Exercise input

• • • • •

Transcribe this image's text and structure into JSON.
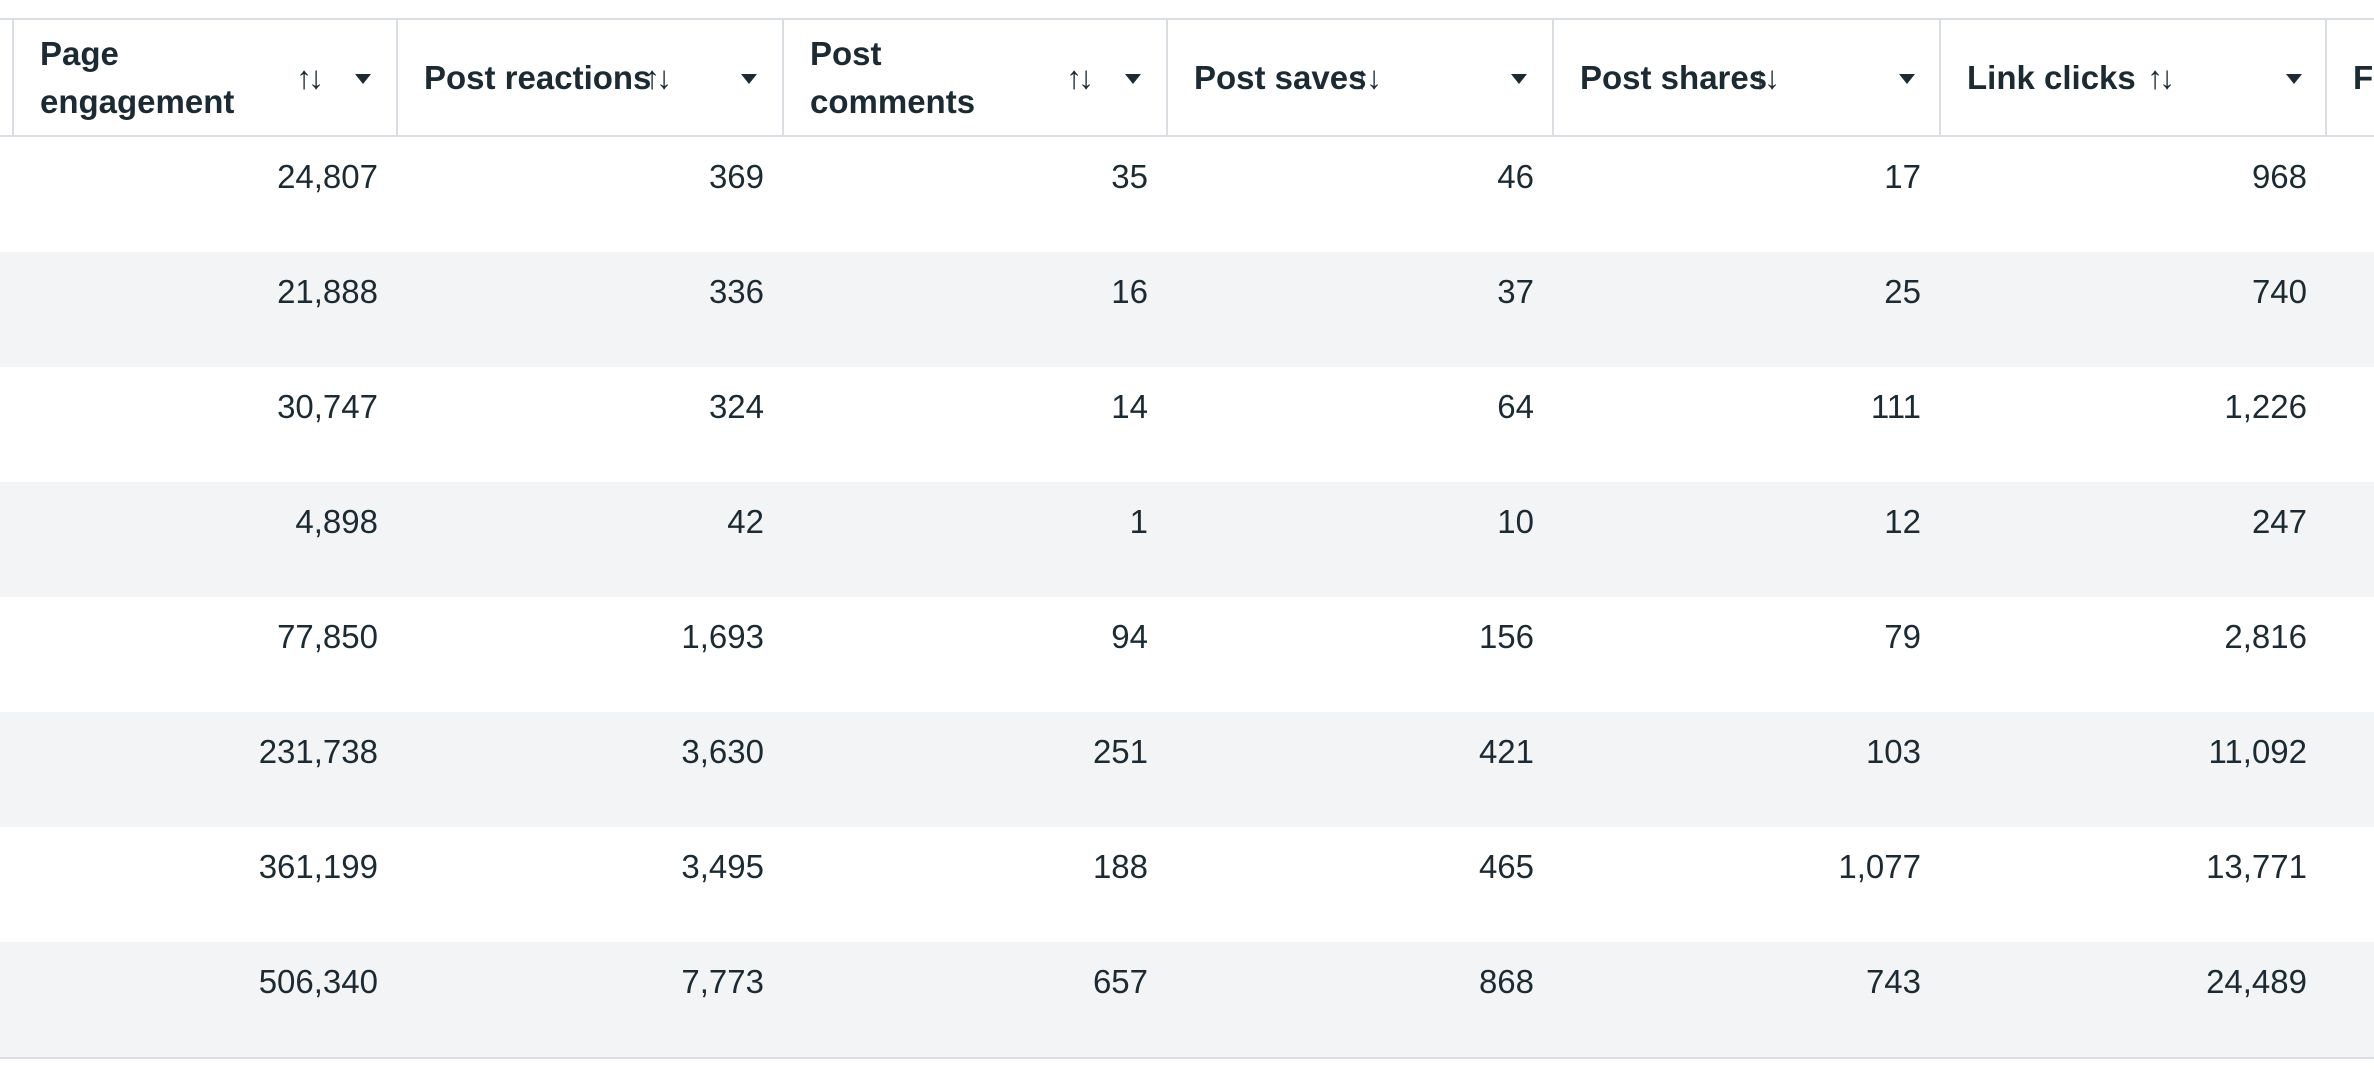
{
  "table": {
    "columns": [
      {
        "label": "Page engagement",
        "lines": [
          "Page",
          "engagement"
        ]
      },
      {
        "label": "Post reactions",
        "lines": [
          "Post reactions"
        ]
      },
      {
        "label": "Post comments",
        "lines": [
          "Post",
          "comments"
        ]
      },
      {
        "label": "Post saves",
        "lines": [
          "Post saves"
        ]
      },
      {
        "label": "Post shares",
        "lines": [
          "Post shares"
        ]
      },
      {
        "label": "Link clicks",
        "lines": [
          "Link clicks"
        ]
      },
      {
        "label": "F",
        "lines": [
          "F"
        ]
      }
    ],
    "sort_glyph": "↑↓",
    "rows": [
      [
        "24,807",
        "369",
        "35",
        "46",
        "17",
        "968"
      ],
      [
        "21,888",
        "336",
        "16",
        "37",
        "25",
        "740"
      ],
      [
        "30,747",
        "324",
        "14",
        "64",
        "111",
        "1,226"
      ],
      [
        "4,898",
        "42",
        "1",
        "10",
        "12",
        "247"
      ],
      [
        "77,850",
        "1,693",
        "94",
        "156",
        "79",
        "2,816"
      ],
      [
        "231,738",
        "3,630",
        "251",
        "421",
        "103",
        "11,092"
      ],
      [
        "361,199",
        "3,495",
        "188",
        "465",
        "1,077",
        "13,771"
      ],
      [
        "506,340",
        "7,773",
        "657",
        "868",
        "743",
        "24,489"
      ]
    ]
  },
  "colors": {
    "text": "#1c2b33",
    "border": "#dadde1",
    "row_alt": "#f3f4f6"
  },
  "icons": [
    "sort-icon",
    "caret-down-icon"
  ]
}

• • • • •

What this task involves
Tell how many lines in the material contain the word "reactions". Only the number is wanted.

Final result
2